_Figure record listings:_
-- START --

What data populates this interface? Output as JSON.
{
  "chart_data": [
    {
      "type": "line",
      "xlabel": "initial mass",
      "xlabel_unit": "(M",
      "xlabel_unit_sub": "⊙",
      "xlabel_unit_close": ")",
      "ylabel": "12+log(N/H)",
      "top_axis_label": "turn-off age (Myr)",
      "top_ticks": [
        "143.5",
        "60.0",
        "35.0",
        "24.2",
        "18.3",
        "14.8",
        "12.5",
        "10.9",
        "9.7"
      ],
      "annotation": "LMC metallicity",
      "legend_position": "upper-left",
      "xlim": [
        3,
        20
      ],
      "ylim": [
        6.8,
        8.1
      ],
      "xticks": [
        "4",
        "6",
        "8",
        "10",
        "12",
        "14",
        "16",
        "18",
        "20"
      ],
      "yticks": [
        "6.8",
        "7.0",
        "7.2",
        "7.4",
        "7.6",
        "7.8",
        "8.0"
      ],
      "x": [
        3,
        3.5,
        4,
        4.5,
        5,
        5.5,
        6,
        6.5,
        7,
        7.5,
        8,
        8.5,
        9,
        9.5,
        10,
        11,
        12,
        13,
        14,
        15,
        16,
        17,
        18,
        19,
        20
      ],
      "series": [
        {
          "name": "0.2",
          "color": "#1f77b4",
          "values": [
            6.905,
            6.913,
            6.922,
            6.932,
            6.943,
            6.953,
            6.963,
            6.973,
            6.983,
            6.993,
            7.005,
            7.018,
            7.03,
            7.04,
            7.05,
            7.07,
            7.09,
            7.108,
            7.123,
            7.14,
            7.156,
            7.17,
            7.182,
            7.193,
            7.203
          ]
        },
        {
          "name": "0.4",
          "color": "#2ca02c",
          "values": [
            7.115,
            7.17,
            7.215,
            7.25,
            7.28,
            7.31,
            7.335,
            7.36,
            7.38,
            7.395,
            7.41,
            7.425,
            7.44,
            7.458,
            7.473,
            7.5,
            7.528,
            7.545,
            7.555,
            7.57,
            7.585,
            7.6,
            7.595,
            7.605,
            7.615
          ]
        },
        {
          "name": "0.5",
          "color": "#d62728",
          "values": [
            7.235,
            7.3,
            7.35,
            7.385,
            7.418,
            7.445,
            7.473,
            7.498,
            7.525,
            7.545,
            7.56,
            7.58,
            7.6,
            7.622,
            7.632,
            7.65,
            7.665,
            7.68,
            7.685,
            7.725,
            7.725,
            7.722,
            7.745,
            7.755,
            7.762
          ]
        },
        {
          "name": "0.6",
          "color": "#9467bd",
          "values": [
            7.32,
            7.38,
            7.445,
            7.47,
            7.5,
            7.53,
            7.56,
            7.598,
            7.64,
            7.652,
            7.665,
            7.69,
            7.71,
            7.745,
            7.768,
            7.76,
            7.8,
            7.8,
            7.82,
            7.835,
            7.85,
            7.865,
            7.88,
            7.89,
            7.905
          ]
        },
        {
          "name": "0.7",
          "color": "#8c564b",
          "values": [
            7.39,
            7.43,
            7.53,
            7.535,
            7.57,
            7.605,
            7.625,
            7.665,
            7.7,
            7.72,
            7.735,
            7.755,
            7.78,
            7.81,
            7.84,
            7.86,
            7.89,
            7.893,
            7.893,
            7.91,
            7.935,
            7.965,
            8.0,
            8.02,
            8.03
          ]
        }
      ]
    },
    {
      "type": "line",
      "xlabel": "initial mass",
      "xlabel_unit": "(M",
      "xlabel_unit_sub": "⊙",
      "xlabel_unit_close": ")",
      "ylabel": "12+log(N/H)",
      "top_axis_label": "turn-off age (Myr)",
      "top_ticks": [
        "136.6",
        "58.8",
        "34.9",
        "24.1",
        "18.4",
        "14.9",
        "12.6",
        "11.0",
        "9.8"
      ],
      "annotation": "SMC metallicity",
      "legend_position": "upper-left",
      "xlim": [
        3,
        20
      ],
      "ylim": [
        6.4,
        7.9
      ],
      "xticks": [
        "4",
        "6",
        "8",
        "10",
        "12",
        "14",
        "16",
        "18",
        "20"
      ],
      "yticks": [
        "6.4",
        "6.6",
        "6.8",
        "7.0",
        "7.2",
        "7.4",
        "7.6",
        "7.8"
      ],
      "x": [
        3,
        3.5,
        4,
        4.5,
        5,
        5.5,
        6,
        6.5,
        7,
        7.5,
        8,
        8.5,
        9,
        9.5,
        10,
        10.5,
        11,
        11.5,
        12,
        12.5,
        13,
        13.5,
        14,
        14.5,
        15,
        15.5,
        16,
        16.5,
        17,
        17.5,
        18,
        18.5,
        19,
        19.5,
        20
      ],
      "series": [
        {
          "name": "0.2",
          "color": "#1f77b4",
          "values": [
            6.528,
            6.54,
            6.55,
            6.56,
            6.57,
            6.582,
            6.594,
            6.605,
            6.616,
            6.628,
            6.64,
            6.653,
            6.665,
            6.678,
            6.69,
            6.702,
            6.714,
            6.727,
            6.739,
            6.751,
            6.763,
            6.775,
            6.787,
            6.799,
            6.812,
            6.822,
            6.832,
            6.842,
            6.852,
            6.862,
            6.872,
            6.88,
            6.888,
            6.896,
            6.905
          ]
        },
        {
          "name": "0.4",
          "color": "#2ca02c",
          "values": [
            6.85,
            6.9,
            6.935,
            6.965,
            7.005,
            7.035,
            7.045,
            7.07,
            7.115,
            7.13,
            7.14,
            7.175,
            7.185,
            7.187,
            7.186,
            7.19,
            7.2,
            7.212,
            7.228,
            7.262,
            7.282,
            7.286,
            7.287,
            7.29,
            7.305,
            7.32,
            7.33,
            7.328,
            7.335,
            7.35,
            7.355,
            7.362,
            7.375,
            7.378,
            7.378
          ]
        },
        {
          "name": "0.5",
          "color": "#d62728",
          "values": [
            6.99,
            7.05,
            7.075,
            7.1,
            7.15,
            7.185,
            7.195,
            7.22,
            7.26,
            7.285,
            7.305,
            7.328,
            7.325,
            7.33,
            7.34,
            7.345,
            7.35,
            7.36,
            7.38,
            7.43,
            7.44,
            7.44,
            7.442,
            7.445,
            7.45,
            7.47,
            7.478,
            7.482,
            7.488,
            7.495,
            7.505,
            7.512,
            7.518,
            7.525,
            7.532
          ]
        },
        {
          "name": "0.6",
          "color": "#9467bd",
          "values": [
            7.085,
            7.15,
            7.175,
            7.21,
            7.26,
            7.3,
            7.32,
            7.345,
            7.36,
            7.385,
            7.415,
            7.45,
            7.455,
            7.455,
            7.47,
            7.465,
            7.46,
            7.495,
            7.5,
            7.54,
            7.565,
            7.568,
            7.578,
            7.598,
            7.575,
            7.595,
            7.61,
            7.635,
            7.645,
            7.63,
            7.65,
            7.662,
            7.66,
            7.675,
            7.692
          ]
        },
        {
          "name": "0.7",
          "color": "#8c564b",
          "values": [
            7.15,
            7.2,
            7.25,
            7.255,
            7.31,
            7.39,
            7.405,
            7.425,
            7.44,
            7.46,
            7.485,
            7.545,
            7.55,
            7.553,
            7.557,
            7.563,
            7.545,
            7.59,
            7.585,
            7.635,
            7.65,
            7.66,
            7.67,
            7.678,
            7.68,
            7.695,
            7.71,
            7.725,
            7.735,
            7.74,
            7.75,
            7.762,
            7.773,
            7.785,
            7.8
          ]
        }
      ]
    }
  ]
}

-- END --

_TASK DESCRIPTION:_ Output each entry precisely as given.

_TASK OUTPUT:_
What data populates this interface? Output as JSON.
{
  "chart_data": [
    {
      "type": "line",
      "xlabel": "initial mass",
      "xlabel_unit": "(M",
      "xlabel_unit_sub": "⊙",
      "xlabel_unit_close": ")",
      "ylabel": "12+log(N/H)",
      "top_axis_label": "turn-off age (Myr)",
      "top_ticks": [
        "143.5",
        "60.0",
        "35.0",
        "24.2",
        "18.3",
        "14.8",
        "12.5",
        "10.9",
        "9.7"
      ],
      "annotation": "LMC metallicity",
      "legend_position": "upper-left",
      "xlim": [
        3,
        20
      ],
      "ylim": [
        6.8,
        8.1
      ],
      "xticks": [
        "4",
        "6",
        "8",
        "10",
        "12",
        "14",
        "16",
        "18",
        "20"
      ],
      "yticks": [
        "6.8",
        "7.0",
        "7.2",
        "7.4",
        "7.6",
        "7.8",
        "8.0"
      ],
      "x": [
        3,
        3.5,
        4,
        4.5,
        5,
        5.5,
        6,
        6.5,
        7,
        7.5,
        8,
        8.5,
        9,
        9.5,
        10,
        11,
        12,
        13,
        14,
        15,
        16,
        17,
        18,
        19,
        20
      ],
      "series": [
        {
          "name": "0.2",
          "color": "#1f77b4",
          "values": [
            6.905,
            6.913,
            6.922,
            6.932,
            6.943,
            6.953,
            6.963,
            6.973,
            6.983,
            6.993,
            7.005,
            7.018,
            7.03,
            7.04,
            7.05,
            7.07,
            7.09,
            7.108,
            7.123,
            7.14,
            7.156,
            7.17,
            7.182,
            7.193,
            7.203
          ]
        },
        {
          "name": "0.4",
          "color": "#2ca02c",
          "values": [
            7.115,
            7.17,
            7.215,
            7.25,
            7.28,
            7.31,
            7.335,
            7.36,
            7.38,
            7.395,
            7.41,
            7.425,
            7.44,
            7.458,
            7.473,
            7.5,
            7.528,
            7.545,
            7.555,
            7.57,
            7.585,
            7.6,
            7.595,
            7.605,
            7.615
          ]
        },
        {
          "name": "0.5",
          "color": "#d62728",
          "values": [
            7.235,
            7.3,
            7.35,
            7.385,
            7.418,
            7.445,
            7.473,
            7.498,
            7.525,
            7.545,
            7.56,
            7.58,
            7.6,
            7.622,
            7.632,
            7.65,
            7.665,
            7.68,
            7.685,
            7.725,
            7.725,
            7.722,
            7.745,
            7.755,
            7.762
          ]
        },
        {
          "name": "0.6",
          "color": "#9467bd",
          "values": [
            7.32,
            7.38,
            7.445,
            7.47,
            7.5,
            7.53,
            7.56,
            7.598,
            7.64,
            7.652,
            7.665,
            7.69,
            7.71,
            7.745,
            7.768,
            7.76,
            7.8,
            7.8,
            7.82,
            7.835,
            7.85,
            7.865,
            7.88,
            7.89,
            7.905
          ]
        },
        {
          "name": "0.7",
          "color": "#8c564b",
          "values": [
            7.39,
            7.43,
            7.53,
            7.535,
            7.57,
            7.605,
            7.625,
            7.665,
            7.7,
            7.72,
            7.735,
            7.755,
            7.78,
            7.81,
            7.84,
            7.86,
            7.89,
            7.893,
            7.893,
            7.91,
            7.935,
            7.965,
            8.0,
            8.02,
            8.03
          ]
        }
      ]
    },
    {
      "type": "line",
      "xlabel": "initial mass",
      "xlabel_unit": "(M",
      "xlabel_unit_sub": "⊙",
      "xlabel_unit_close": ")",
      "ylabel": "12+log(N/H)",
      "top_axis_label": "turn-off age (Myr)",
      "top_ticks": [
        "136.6",
        "58.8",
        "34.9",
        "24.1",
        "18.4",
        "14.9",
        "12.6",
        "11.0",
        "9.8"
      ],
      "annotation": "SMC metallicity",
      "legend_position": "upper-left",
      "xlim": [
        3,
        20
      ],
      "ylim": [
        6.4,
        7.9
      ],
      "xticks": [
        "4",
        "6",
        "8",
        "10",
        "12",
        "14",
        "16",
        "18",
        "20"
      ],
      "yticks": [
        "6.4",
        "6.6",
        "6.8",
        "7.0",
        "7.2",
        "7.4",
        "7.6",
        "7.8"
      ],
      "x": [
        3,
        3.5,
        4,
        4.5,
        5,
        5.5,
        6,
        6.5,
        7,
        7.5,
        8,
        8.5,
        9,
        9.5,
        10,
        10.5,
        11,
        11.5,
        12,
        12.5,
        13,
        13.5,
        14,
        14.5,
        15,
        15.5,
        16,
        16.5,
        17,
        17.5,
        18,
        18.5,
        19,
        19.5,
        20
      ],
      "series": [
        {
          "name": "0.2",
          "color": "#1f77b4",
          "values": [
            6.528,
            6.54,
            6.55,
            6.56,
            6.57,
            6.582,
            6.594,
            6.605,
            6.616,
            6.628,
            6.64,
            6.653,
            6.665,
            6.678,
            6.69,
            6.702,
            6.714,
            6.727,
            6.739,
            6.751,
            6.763,
            6.775,
            6.787,
            6.799,
            6.812,
            6.822,
            6.832,
            6.842,
            6.852,
            6.862,
            6.872,
            6.88,
            6.888,
            6.896,
            6.905
          ]
        },
        {
          "name": "0.4",
          "color": "#2ca02c",
          "values": [
            6.85,
            6.9,
            6.935,
            6.965,
            7.005,
            7.035,
            7.045,
            7.07,
            7.115,
            7.13,
            7.14,
            7.175,
            7.185,
            7.187,
            7.186,
            7.19,
            7.2,
            7.212,
            7.228,
            7.262,
            7.282,
            7.286,
            7.287,
            7.29,
            7.305,
            7.32,
            7.33,
            7.328,
            7.335,
            7.35,
            7.355,
            7.362,
            7.375,
            7.378,
            7.378
          ]
        },
        {
          "name": "0.5",
          "color": "#d62728",
          "values": [
            6.99,
            7.05,
            7.075,
            7.1,
            7.15,
            7.185,
            7.195,
            7.22,
            7.26,
            7.285,
            7.305,
            7.328,
            7.325,
            7.33,
            7.34,
            7.345,
            7.35,
            7.36,
            7.38,
            7.43,
            7.44,
            7.44,
            7.442,
            7.445,
            7.45,
            7.47,
            7.478,
            7.482,
            7.488,
            7.495,
            7.505,
            7.512,
            7.518,
            7.525,
            7.532
          ]
        },
        {
          "name": "0.6",
          "color": "#9467bd",
          "values": [
            7.085,
            7.15,
            7.175,
            7.21,
            7.26,
            7.3,
            7.32,
            7.345,
            7.36,
            7.385,
            7.415,
            7.45,
            7.455,
            7.455,
            7.47,
            7.465,
            7.46,
            7.495,
            7.5,
            7.54,
            7.565,
            7.568,
            7.578,
            7.598,
            7.575,
            7.595,
            7.61,
            7.635,
            7.645,
            7.63,
            7.65,
            7.662,
            7.66,
            7.675,
            7.692
          ]
        },
        {
          "name": "0.7",
          "color": "#8c564b",
          "values": [
            7.15,
            7.2,
            7.25,
            7.255,
            7.31,
            7.39,
            7.405,
            7.425,
            7.44,
            7.46,
            7.485,
            7.545,
            7.55,
            7.553,
            7.557,
            7.563,
            7.545,
            7.59,
            7.585,
            7.635,
            7.65,
            7.66,
            7.67,
            7.678,
            7.68,
            7.695,
            7.71,
            7.725,
            7.735,
            7.74,
            7.75,
            7.762,
            7.773,
            7.785,
            7.8
          ]
        }
      ]
    }
  ]
}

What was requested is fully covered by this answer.